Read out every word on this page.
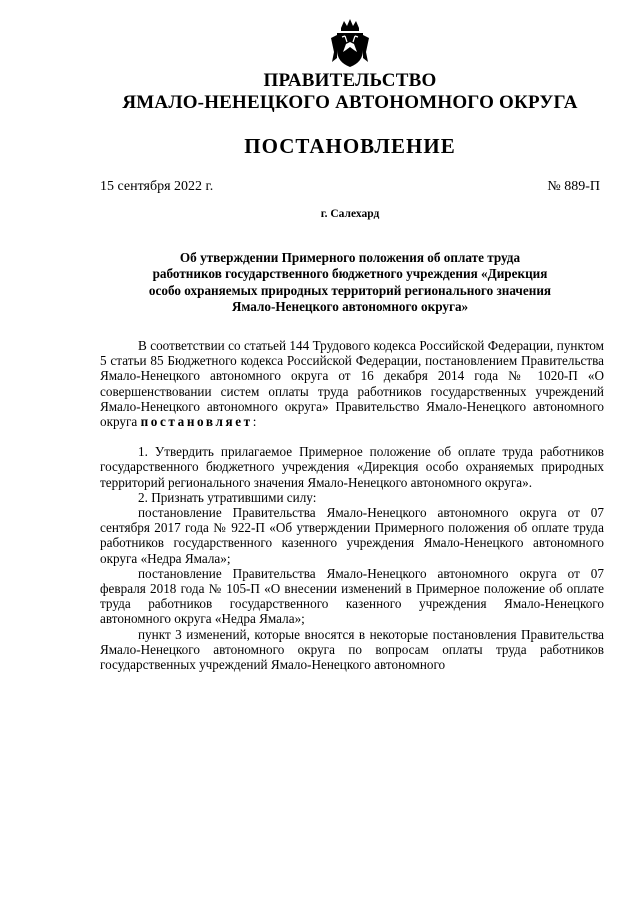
ПРАВИТЕЛЬСТВО
ЯМАЛО-НЕНЕЦКОГО АВТОНОМНОГО ОКРУГА
ПОСТАНОВЛЕНИЕ
15 сентября 2022 г.	№ 889-П
г. Салехард
Об утверждении Примерного положения об оплате труда
работников государственного бюджетного учреждения «Дирекция
особо охраняемых природных территорий регионального значения
Ямало-Ненецкого автономного округа»

В соответствии со статьей 144 Трудового кодекса Российской Федерации, пунктом 5 статьи 85 Бюджетного кодекса Российской Федерации, постановлением Правительства Ямало-Ненецкого автономного округа от 16 декабря 2014 года № 1020-П «О совершенствовании систем оплаты труда работников государственных учреждений Ямало-Ненецкого автономного округа» Правительство Ямало-Ненецкого автономного округа постановляет:

1. Утвердить прилагаемое Примерное положение об оплате труда работников государственного бюджетного учреждения «Дирекция особо охраняемых природных территорий регионального значения Ямало-Ненецкого автономного округа».

2. Признать утратившими силу:

постановление Правительства Ямало-Ненецкого автономного округа от 07 сентября 2017 года № 922-П «Об утверждении Примерного положения об оплате труда работников государственного казенного учреждения Ямало-Ненецкого автономного округа «Недра Ямала»;

постановление Правительства Ямало-Ненецкого автономного округа от 07 февраля 2018 года № 105-П «О внесении изменений в Примерное положение об оплате труда работников государственного казенного учреждения Ямало-Ненецкого автономного округа «Недра Ямала»;

пункт 3 изменений, которые вносятся в некоторые постановления Правительства Ямало-Ненецкого автономного округа по вопросам оплаты труда работников государственных учреждений Ямало-Ненецкого автономного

To be done
Pictures in the records should not appear in your copy, but everything else must be transcribed exactly.

Problem solution
Read out every word on this page.
ПРАВИТЕЛЬСТВО
ЯМАЛО-НЕНЕЦКОГО АВТОНОМНОГО ОКРУГА
ПОСТАНОВЛЕНИЕ
15 сентября 2022 г.	№ 889-П
г. Салехард
Об утверждении Примерного положения об оплате труда
работников государственного бюджетного учреждения «Дирекция
особо охраняемых природных территорий регионального значения
Ямало-Ненецкого автономного округа»

В соответствии со статьей 144 Трудового кодекса Российской Федерации, пунктом 5 статьи 85 Бюджетного кодекса Российской Федерации, постановлением Правительства Ямало-Ненецкого автономного округа от 16 декабря 2014 года № 1020-П «О совершенствовании систем оплаты труда работников государственных учреждений Ямало-Ненецкого автономного округа» Правительство Ямало-Ненецкого автономного округа постановляет:

1. Утвердить прилагаемое Примерное положение об оплате труда работников государственного бюджетного учреждения «Дирекция особо охраняемых природных территорий регионального значения Ямало-Ненецкого автономного округа».

2. Признать утратившими силу:

постановление Правительства Ямало-Ненецкого автономного округа от 07 сентября 2017 года № 922-П «Об утверждении Примерного положения об оплате труда работников государственного казенного учреждения Ямало-Ненецкого автономного округа «Недра Ямала»;

постановление Правительства Ямало-Ненецкого автономного округа от 07 февраля 2018 года № 105-П «О внесении изменений в Примерное положение об оплате труда работников государственного казенного учреждения Ямало-Ненецкого автономного округа «Недра Ямала»;

пункт 3 изменений, которые вносятся в некоторые постановления Правительства Ямало-Ненецкого автономного округа по вопросам оплаты труда работников государственных учреждений Ямало-Ненецкого автономного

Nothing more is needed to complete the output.